#### SET EXERCISE:
Present the records from their beginning through the line containing "point-i-p xyxy=(1529,267,1535,274)", both ends included, as a numbered list, omitting any blank lines.

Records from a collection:
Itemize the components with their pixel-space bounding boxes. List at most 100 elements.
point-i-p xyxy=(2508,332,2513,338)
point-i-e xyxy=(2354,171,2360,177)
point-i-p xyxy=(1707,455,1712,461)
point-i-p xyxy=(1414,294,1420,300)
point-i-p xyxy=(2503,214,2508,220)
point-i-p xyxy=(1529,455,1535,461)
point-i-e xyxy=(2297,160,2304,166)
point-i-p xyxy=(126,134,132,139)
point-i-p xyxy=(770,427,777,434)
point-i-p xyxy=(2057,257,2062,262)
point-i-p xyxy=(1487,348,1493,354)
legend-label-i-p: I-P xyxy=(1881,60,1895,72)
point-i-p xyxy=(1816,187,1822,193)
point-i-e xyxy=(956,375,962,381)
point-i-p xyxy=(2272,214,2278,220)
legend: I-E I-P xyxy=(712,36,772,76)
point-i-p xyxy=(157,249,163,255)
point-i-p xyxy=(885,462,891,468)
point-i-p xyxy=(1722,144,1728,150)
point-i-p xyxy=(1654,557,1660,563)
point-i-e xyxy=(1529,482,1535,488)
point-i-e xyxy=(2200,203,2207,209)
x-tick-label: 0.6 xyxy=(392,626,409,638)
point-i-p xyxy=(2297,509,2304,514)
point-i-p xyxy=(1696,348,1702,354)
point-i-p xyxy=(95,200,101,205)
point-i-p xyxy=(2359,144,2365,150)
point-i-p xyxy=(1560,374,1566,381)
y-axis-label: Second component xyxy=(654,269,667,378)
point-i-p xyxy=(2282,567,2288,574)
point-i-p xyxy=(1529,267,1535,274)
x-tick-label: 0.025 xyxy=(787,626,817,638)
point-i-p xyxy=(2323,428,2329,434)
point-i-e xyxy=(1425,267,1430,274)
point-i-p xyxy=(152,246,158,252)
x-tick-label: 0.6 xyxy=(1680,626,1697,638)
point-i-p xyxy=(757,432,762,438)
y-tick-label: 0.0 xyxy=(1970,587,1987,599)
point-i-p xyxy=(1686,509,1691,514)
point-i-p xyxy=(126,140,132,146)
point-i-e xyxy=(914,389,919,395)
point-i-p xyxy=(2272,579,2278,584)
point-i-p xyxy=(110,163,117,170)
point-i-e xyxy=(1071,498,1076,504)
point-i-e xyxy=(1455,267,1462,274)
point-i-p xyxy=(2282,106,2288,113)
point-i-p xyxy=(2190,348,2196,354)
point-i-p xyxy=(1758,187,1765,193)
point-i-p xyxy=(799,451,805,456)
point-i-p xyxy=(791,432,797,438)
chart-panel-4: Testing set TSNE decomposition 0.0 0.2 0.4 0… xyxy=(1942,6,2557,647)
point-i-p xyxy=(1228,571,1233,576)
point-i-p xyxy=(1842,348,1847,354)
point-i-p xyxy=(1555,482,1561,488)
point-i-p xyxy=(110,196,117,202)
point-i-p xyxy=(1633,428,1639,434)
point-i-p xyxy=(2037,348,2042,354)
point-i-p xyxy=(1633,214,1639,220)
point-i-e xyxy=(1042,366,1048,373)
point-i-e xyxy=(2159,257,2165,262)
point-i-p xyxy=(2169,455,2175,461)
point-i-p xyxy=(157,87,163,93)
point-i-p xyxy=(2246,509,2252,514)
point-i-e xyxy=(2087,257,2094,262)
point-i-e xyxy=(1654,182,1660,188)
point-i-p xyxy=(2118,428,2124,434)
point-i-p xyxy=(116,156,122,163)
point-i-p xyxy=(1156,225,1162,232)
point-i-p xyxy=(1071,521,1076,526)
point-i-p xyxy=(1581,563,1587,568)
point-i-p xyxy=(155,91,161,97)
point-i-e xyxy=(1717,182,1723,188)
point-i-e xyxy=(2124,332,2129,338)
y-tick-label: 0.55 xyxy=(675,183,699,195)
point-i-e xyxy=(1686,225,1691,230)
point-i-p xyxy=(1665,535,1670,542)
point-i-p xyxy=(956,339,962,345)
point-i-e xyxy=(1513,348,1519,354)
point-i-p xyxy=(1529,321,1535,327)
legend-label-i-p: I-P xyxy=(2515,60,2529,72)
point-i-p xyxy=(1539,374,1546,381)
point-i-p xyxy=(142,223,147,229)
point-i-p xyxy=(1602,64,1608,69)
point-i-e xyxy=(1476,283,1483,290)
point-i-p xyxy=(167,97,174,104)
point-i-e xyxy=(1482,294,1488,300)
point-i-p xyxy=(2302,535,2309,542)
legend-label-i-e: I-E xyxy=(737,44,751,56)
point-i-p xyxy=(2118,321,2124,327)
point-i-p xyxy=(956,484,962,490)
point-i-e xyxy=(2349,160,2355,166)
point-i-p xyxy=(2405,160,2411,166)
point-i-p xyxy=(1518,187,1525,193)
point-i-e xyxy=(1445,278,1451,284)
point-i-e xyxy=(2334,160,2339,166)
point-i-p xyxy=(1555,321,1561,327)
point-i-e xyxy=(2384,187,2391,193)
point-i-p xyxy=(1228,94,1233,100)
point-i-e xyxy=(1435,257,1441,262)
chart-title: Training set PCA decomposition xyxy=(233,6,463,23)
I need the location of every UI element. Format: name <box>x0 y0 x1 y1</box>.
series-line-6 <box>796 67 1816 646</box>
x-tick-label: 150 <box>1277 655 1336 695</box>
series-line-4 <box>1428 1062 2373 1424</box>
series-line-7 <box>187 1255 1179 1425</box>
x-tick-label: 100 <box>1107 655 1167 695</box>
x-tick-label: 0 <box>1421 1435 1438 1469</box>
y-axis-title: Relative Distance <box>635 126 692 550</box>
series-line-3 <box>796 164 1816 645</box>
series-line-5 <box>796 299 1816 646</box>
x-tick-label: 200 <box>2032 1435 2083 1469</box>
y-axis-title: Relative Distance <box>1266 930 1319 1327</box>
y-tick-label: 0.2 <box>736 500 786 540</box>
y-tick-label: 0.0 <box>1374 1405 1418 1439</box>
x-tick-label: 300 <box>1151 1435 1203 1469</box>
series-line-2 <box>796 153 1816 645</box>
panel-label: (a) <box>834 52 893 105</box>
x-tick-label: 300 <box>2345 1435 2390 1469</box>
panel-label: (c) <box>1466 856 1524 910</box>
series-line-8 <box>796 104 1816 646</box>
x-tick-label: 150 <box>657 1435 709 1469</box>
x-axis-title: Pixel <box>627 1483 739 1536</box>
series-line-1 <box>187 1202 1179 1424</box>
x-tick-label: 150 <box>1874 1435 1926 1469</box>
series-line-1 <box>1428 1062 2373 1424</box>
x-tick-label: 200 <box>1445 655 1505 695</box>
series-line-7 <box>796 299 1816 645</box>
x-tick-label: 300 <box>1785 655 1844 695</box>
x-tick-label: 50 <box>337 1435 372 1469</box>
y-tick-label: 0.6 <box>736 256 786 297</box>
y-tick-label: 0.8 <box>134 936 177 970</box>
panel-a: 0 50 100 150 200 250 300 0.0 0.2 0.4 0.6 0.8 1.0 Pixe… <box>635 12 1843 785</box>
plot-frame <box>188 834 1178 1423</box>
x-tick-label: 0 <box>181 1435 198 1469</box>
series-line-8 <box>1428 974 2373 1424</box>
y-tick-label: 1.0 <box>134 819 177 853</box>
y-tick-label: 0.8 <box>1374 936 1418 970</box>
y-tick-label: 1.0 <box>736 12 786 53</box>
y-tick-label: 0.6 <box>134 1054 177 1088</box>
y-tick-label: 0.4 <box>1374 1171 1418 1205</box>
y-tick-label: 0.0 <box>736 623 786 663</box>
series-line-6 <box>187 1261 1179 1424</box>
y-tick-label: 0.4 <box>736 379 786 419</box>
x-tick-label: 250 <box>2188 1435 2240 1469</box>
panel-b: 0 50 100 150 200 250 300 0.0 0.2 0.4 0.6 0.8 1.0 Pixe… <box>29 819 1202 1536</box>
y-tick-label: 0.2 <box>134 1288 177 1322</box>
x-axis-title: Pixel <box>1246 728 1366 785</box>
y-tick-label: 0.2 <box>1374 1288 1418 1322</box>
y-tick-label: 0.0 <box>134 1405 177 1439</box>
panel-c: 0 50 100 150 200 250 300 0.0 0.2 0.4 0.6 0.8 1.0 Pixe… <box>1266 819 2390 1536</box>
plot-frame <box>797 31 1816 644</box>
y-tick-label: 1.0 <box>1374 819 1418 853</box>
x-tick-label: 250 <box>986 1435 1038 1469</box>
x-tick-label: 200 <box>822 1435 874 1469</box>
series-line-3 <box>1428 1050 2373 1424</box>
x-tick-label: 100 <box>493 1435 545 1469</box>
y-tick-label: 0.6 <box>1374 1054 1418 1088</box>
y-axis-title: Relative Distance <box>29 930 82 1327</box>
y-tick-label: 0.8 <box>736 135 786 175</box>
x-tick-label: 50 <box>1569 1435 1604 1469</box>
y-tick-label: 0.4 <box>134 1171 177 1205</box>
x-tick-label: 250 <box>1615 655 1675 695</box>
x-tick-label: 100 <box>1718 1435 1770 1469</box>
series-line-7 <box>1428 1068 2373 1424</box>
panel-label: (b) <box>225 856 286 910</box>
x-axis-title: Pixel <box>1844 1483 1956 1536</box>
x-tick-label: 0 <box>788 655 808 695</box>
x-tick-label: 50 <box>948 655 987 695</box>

#### FINISHED EXERCISE:
1. Itemize the components with their pixel-space bounding boxes. List at most 100 elements.
2. point-i-p xyxy=(2508,332,2513,338)
3. point-i-e xyxy=(2354,171,2360,177)
4. point-i-p xyxy=(1707,455,1712,461)
5. point-i-p xyxy=(1414,294,1420,300)
6. point-i-p xyxy=(2503,214,2508,220)
7. point-i-p xyxy=(1529,455,1535,461)
8. point-i-e xyxy=(2297,160,2304,166)
9. point-i-p xyxy=(126,134,132,139)
10. point-i-p xyxy=(770,427,777,434)
11. point-i-p xyxy=(2057,257,2062,262)
12. point-i-p xyxy=(1487,348,1493,354)
13. legend-label-i-p: I-P xyxy=(1881,60,1895,72)
14. point-i-p xyxy=(1816,187,1822,193)
15. point-i-e xyxy=(956,375,962,381)
16. point-i-p xyxy=(2272,214,2278,220)
17. legend: I-E I-P xyxy=(712,36,772,76)
18. point-i-p xyxy=(157,249,163,255)
19. point-i-p xyxy=(885,462,891,468)
20. point-i-p xyxy=(1722,144,1728,150)
21. point-i-p xyxy=(1654,557,1660,563)
22. point-i-e xyxy=(1529,482,1535,488)
23. point-i-e xyxy=(2200,203,2207,209)
24. x-tick-label: 0.6 xyxy=(392,626,409,638)
25. point-i-p xyxy=(2297,509,2304,514)
26. point-i-p xyxy=(1696,348,1702,354)
27. point-i-p xyxy=(95,200,101,205)
28. point-i-p xyxy=(2359,144,2365,150)
29. point-i-p xyxy=(1560,374,1566,381)
30. y-axis-label: Second component xyxy=(654,269,667,378)
31. point-i-p xyxy=(2282,567,2288,574)
32. point-i-p xyxy=(1529,267,1535,274)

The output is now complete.